» **Exercise instructions**: Tally the lines that contain "screenshot" and report the total alone.

— Begin Source data —

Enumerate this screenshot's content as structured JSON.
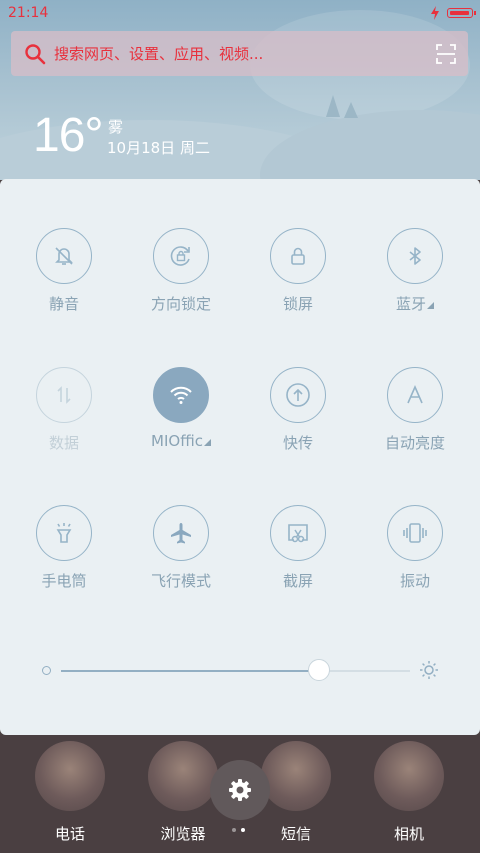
{
  "status": {
    "time": "21:14"
  },
  "search": {
    "placeholder": "搜索网页、设置、应用、视频..."
  },
  "weather": {
    "temperature": "16°",
    "condition": "雾",
    "date": "10月18日 周二"
  },
  "toggles": [
    {
      "label": "静音",
      "icon": "mute-bell-icon",
      "state": "off"
    },
    {
      "label": "方向锁定",
      "icon": "rotation-lock-icon",
      "state": "off"
    },
    {
      "label": "锁屏",
      "icon": "lock-icon",
      "state": "off"
    },
    {
      "label": "蓝牙",
      "icon": "bluetooth-icon",
      "state": "off",
      "has_menu": true
    },
    {
      "label": "数据",
      "icon": "mobile-data-icon",
      "state": "disabled"
    },
    {
      "label": "MIOffic",
      "icon": "wifi-icon",
      "state": "on",
      "has_menu": true
    },
    {
      "label": "快传",
      "icon": "quick-share-icon",
      "state": "off"
    },
    {
      "label": "自动亮度",
      "icon": "auto-brightness-icon",
      "state": "off"
    },
    {
      "label": "手电筒",
      "icon": "flashlight-icon",
      "state": "off"
    },
    {
      "label": "飞行模式",
      "icon": "airplane-icon",
      "state": "off"
    },
    {
      "label": "截屏",
      "icon": "screenshot-icon",
      "state": "off"
    },
    {
      "label": "振动",
      "icon": "vibrate-icon",
      "state": "off"
    }
  ],
  "brightness": {
    "level": 0.74
  },
  "dock": {
    "apps": [
      {
        "label": "电话"
      },
      {
        "label": "浏览器"
      },
      {
        "label": "短信"
      },
      {
        "label": "相机"
      }
    ],
    "page_count": 2,
    "active_page": 1
  },
  "colors": {
    "accent_red": "#e8313d",
    "panel_bg": "#eaf0f3",
    "icon_blue": "#8aa8bf",
    "label_blue": "#8aa3b4"
  }
}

— End Source data —

» **Exercise response**: 2